= Exercise instructions =
All of the records below need to be copied exactly.

[Stored data]
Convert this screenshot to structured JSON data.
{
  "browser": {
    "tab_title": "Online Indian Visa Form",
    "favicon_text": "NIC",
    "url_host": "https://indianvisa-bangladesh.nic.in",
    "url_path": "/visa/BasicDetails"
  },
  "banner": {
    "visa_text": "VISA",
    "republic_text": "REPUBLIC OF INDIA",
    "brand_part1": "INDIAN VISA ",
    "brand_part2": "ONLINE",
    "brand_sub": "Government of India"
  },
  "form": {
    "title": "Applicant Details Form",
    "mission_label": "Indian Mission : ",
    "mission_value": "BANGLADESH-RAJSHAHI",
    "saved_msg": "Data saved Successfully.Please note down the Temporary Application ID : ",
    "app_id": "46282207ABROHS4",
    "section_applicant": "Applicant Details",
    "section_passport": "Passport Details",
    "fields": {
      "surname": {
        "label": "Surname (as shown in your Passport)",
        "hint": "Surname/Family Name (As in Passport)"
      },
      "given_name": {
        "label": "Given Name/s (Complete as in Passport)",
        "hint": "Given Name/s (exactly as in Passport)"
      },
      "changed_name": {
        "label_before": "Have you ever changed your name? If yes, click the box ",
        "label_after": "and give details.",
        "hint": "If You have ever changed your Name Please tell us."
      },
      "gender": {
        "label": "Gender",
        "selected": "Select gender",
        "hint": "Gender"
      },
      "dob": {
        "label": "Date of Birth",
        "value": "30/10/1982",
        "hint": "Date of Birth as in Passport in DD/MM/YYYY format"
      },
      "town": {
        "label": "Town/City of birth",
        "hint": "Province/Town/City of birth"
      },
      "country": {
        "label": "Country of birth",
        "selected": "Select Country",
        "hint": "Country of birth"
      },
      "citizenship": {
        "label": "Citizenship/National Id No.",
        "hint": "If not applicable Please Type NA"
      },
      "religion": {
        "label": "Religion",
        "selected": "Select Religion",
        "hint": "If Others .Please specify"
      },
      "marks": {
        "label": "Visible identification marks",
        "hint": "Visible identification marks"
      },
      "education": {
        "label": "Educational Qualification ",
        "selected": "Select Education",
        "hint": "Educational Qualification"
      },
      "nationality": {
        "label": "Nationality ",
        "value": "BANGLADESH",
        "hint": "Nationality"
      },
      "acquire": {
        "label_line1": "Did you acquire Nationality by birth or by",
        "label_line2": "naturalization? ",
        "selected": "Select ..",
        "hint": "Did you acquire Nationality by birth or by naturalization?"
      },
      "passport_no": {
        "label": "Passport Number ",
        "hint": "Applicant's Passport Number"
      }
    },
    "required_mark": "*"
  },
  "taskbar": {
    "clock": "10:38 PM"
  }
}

= Full output =
Convert this screenshot to structured JSON data.
{
  "browser": {
    "tab_title": "Online Indian Visa Form",
    "favicon_text": "NIC",
    "url_host": "https://indianvisa-bangladesh.nic.in",
    "url_path": "/visa/BasicDetails"
  },
  "banner": {
    "visa_text": "VISA",
    "republic_text": "REPUBLIC OF INDIA",
    "brand_part1": "INDIAN VISA ",
    "brand_part2": "ONLINE",
    "brand_sub": "Government of India"
  },
  "form": {
    "title": "Applicant Details Form",
    "mission_label": "Indian Mission : ",
    "mission_value": "BANGLADESH-RAJSHAHI",
    "saved_msg": "Data saved Successfully.Please note down the Temporary Application ID : ",
    "app_id": "46282207ABROHS4",
    "section_applicant": "Applicant Details",
    "section_passport": "Passport Details",
    "fields": {
      "surname": {
        "label": "Surname (as shown in your Passport)",
        "hint": "Surname/Family Name (As in Passport)"
      },
      "given_name": {
        "label": "Given Name/s (Complete as in Passport)",
        "hint": "Given Name/s (exactly as in Passport)"
      },
      "changed_name": {
        "label_before": "Have you ever changed your name? If yes, click the box ",
        "label_after": "and give details.",
        "hint": "If You have ever changed your Name Please tell us."
      },
      "gender": {
        "label": "Gender",
        "selected": "Select gender",
        "hint": "Gender"
      },
      "dob": {
        "label": "Date of Birth",
        "value": "30/10/1982",
        "hint": "Date of Birth as in Passport in DD/MM/YYYY format"
      },
      "town": {
        "label": "Town/City of birth",
        "hint": "Province/Town/City of birth"
      },
      "country": {
        "label": "Country of birth",
        "selected": "Select Country",
        "hint": "Country of birth"
      },
      "citizenship": {
        "label": "Citizenship/National Id No.",
        "hint": "If not applicable Please Type NA"
      },
      "religion": {
        "label": "Religion",
        "selected": "Select Religion",
        "hint": "If Others .Please specify"
      },
      "marks": {
        "label": "Visible identification marks",
        "hint": "Visible identification marks"
      },
      "education": {
        "label": "Educational Qualification ",
        "selected": "Select Education",
        "hint": "Educational Qualification"
      },
      "nationality": {
        "label": "Nationality ",
        "value": "BANGLADESH",
        "hint": "Nationality"
      },
      "acquire": {
        "label_line1": "Did you acquire Nationality by birth or by",
        "label_line2": "naturalization? ",
        "selected": "Select ..",
        "hint": "Did you acquire Nationality by birth or by naturalization?"
      },
      "passport_no": {
        "label": "Passport Number ",
        "hint": "Applicant's Passport Number"
      }
    },
    "required_mark": "*"
  },
  "taskbar": {
    "clock": "10:38 PM"
  }
}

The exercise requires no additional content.